# Your objective
Every entry below should be repeated exactly; the pictures should not.

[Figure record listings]

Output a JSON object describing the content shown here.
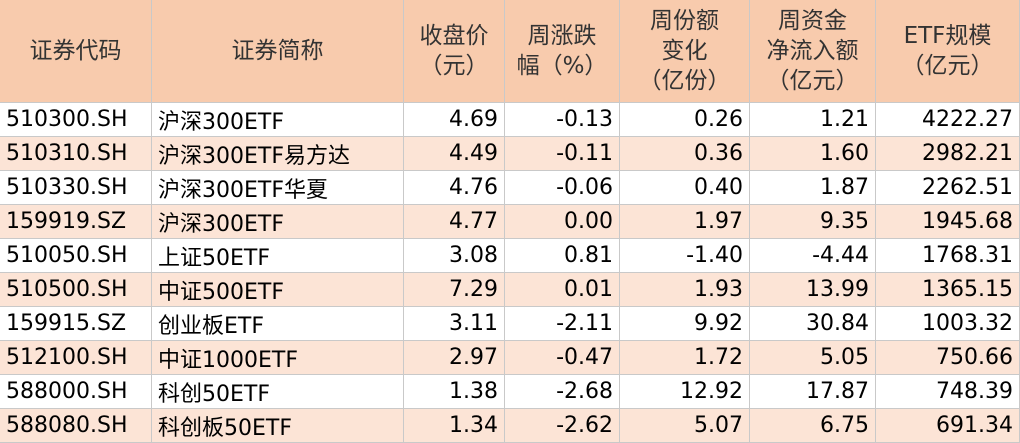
{
  "table": {
    "header": [
      [
        "证券代码"
      ],
      [
        "证券简称"
      ],
      [
        "收盘价",
        "（元）"
      ],
      [
        "周涨跌",
        "幅（%）"
      ],
      [
        "周份额",
        "变化",
        "（亿份）"
      ],
      [
        "周资金",
        "净流入额",
        "（亿元）"
      ],
      [
        "ETF规模",
        "（亿元）"
      ]
    ],
    "rows": [
      [
        "510300.SH",
        "沪深300ETF",
        "4.69",
        "-0.13",
        "0.26",
        "1.21",
        "4222.27"
      ],
      [
        "510310.SH",
        "沪深300ETF易方达",
        "4.49",
        "-0.11",
        "0.36",
        "1.60",
        "2982.21"
      ],
      [
        "510330.SH",
        "沪深300ETF华夏",
        "4.76",
        "-0.06",
        "0.40",
        "1.87",
        "2262.51"
      ],
      [
        "159919.SZ",
        "沪深300ETF",
        "4.77",
        "0.00",
        "1.97",
        "9.35",
        "1945.68"
      ],
      [
        "510050.SH",
        "上证50ETF",
        "3.08",
        "0.81",
        "-1.40",
        "-4.44",
        "1768.31"
      ],
      [
        "510500.SH",
        "中证500ETF",
        "7.29",
        "0.01",
        "1.93",
        "13.99",
        "1365.15"
      ],
      [
        "159915.SZ",
        "创业板ETF",
        "3.11",
        "-2.11",
        "9.92",
        "30.84",
        "1003.32"
      ],
      [
        "512100.SH",
        "中证1000ETF",
        "2.97",
        "-0.47",
        "1.72",
        "5.05",
        "750.66"
      ],
      [
        "588000.SH",
        "科创50ETF",
        "1.38",
        "-2.68",
        "12.92",
        "17.87",
        "748.39"
      ],
      [
        "588080.SH",
        "科创板50ETF",
        "1.34",
        "-2.62",
        "5.07",
        "6.75",
        "691.34"
      ]
    ]
  }
}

# Answer below
Output a JSON object describing the content shown here.
{
  "table": {
    "header": [
      [
        "证券代码"
      ],
      [
        "证券简称"
      ],
      [
        "收盘价",
        "（元）"
      ],
      [
        "周涨跌",
        "幅（%）"
      ],
      [
        "周份额",
        "变化",
        "（亿份）"
      ],
      [
        "周资金",
        "净流入额",
        "（亿元）"
      ],
      [
        "ETF规模",
        "（亿元）"
      ]
    ],
    "rows": [
      [
        "510300.SH",
        "沪深300ETF",
        "4.69",
        "-0.13",
        "0.26",
        "1.21",
        "4222.27"
      ],
      [
        "510310.SH",
        "沪深300ETF易方达",
        "4.49",
        "-0.11",
        "0.36",
        "1.60",
        "2982.21"
      ],
      [
        "510330.SH",
        "沪深300ETF华夏",
        "4.76",
        "-0.06",
        "0.40",
        "1.87",
        "2262.51"
      ],
      [
        "159919.SZ",
        "沪深300ETF",
        "4.77",
        "0.00",
        "1.97",
        "9.35",
        "1945.68"
      ],
      [
        "510050.SH",
        "上证50ETF",
        "3.08",
        "0.81",
        "-1.40",
        "-4.44",
        "1768.31"
      ],
      [
        "510500.SH",
        "中证500ETF",
        "7.29",
        "0.01",
        "1.93",
        "13.99",
        "1365.15"
      ],
      [
        "159915.SZ",
        "创业板ETF",
        "3.11",
        "-2.11",
        "9.92",
        "30.84",
        "1003.32"
      ],
      [
        "512100.SH",
        "中证1000ETF",
        "2.97",
        "-0.47",
        "1.72",
        "5.05",
        "750.66"
      ],
      [
        "588000.SH",
        "科创50ETF",
        "1.38",
        "-2.68",
        "12.92",
        "17.87",
        "748.39"
      ],
      [
        "588080.SH",
        "科创板50ETF",
        "1.34",
        "-2.62",
        "5.07",
        "6.75",
        "691.34"
      ]
    ]
  }
}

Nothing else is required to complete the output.